■ **EXERCISE PROMPT**:
In the entries below, find the lines that contain the word "RSZKI" and copy them.
** begin SOURCE DATA **
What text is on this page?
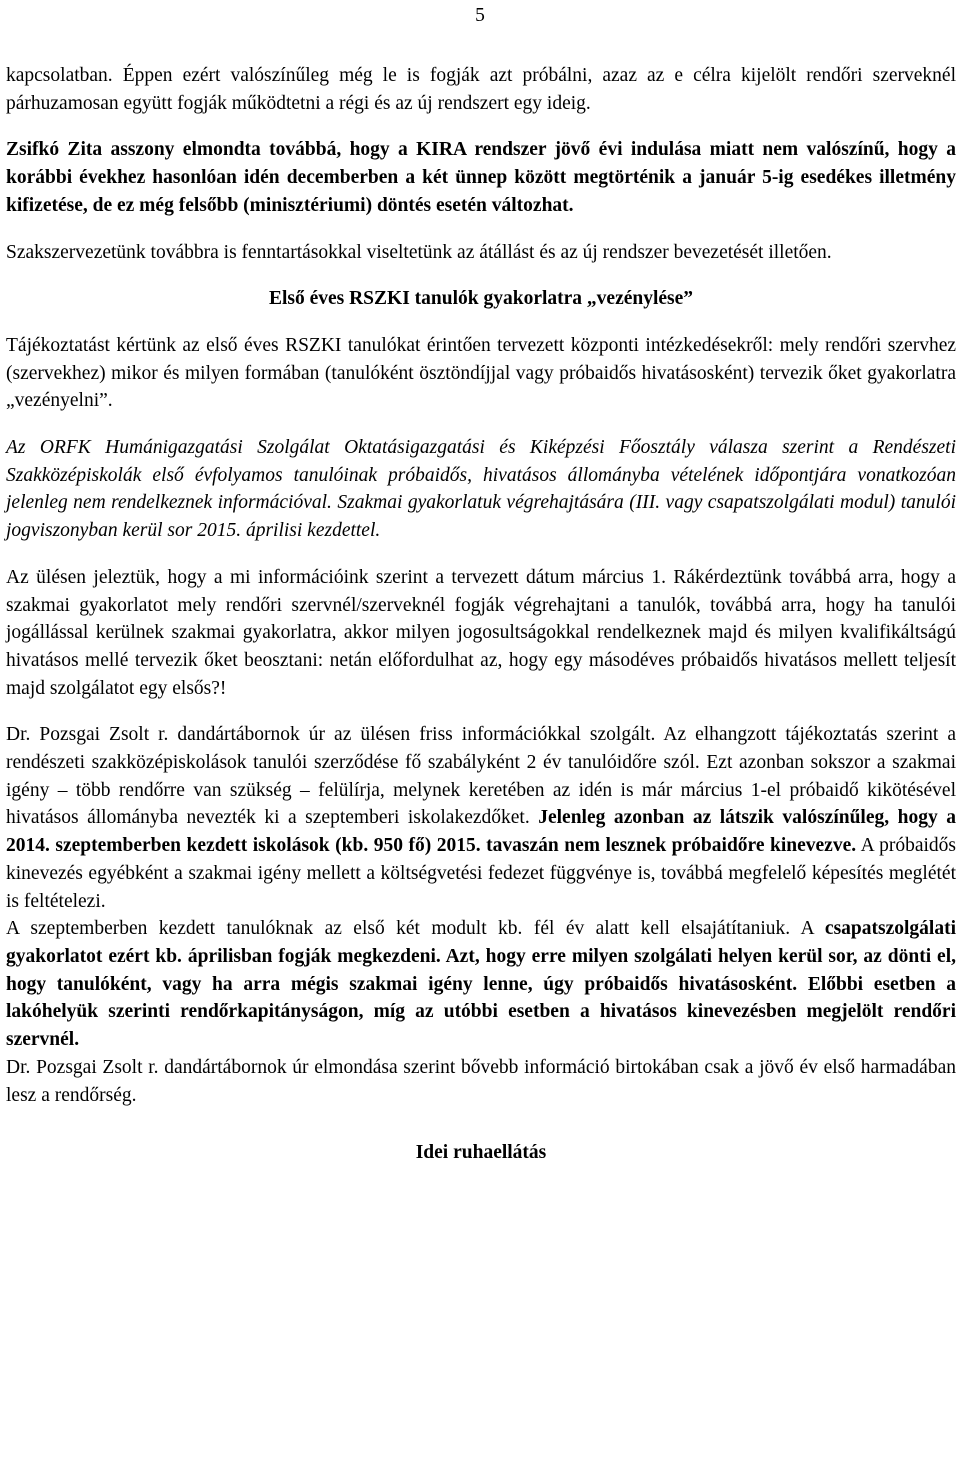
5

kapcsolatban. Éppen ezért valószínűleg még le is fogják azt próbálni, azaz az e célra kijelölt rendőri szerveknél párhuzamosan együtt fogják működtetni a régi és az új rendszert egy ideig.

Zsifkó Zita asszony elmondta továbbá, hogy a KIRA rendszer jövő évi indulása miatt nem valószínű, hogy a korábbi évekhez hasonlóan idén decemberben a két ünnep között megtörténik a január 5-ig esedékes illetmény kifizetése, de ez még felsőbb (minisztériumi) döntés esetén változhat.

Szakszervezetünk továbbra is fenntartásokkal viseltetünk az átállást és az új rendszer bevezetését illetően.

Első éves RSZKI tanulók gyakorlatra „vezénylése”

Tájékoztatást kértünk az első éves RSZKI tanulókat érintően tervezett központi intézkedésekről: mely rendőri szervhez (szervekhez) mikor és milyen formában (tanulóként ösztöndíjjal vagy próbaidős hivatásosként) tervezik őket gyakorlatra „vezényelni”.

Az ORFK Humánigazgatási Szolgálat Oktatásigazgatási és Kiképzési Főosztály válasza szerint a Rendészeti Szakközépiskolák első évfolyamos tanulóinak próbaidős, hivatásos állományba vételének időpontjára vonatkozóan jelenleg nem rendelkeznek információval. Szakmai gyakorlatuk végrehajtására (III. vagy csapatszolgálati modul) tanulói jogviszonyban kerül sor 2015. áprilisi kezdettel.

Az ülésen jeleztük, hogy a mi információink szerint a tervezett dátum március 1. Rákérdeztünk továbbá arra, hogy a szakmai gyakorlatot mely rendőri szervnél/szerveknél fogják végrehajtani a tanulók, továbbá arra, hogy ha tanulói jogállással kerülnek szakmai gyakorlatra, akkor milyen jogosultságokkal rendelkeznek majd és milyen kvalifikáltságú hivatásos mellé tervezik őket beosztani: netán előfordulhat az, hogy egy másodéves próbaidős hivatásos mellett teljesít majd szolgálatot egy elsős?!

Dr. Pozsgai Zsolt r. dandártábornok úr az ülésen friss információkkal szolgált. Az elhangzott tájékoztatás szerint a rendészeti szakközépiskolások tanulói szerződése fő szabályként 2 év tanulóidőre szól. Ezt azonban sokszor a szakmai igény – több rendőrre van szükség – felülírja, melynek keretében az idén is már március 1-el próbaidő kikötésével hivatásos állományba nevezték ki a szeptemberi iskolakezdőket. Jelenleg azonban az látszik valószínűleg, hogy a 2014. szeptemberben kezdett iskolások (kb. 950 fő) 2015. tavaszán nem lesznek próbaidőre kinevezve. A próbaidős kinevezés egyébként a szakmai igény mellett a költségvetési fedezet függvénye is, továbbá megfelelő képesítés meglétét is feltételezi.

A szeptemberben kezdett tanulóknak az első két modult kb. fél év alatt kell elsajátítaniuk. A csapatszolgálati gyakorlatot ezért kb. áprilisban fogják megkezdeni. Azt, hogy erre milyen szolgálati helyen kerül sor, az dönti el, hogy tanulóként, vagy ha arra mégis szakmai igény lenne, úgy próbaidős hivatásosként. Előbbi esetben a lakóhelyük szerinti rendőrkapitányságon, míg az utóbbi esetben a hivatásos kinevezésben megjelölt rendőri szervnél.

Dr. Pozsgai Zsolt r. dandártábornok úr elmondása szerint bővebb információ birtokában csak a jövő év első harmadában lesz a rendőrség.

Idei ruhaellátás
** end SOURCE DATA **
■ **COMPLETE ANSWER**:
Első éves RSZKI tanulók gyakorlatra „vezénylése”
Tájékoztatást kértünk az első éves RSZKI tanulókat érintően tervezett központi intézkedésekről: mely rendőri szervhez (szervekhez) mikor és milyen formában (tanulóként ösztöndíjjal vagy próbaidős hivatásosként) tervezik őket gyakorlatra „vezényelni”.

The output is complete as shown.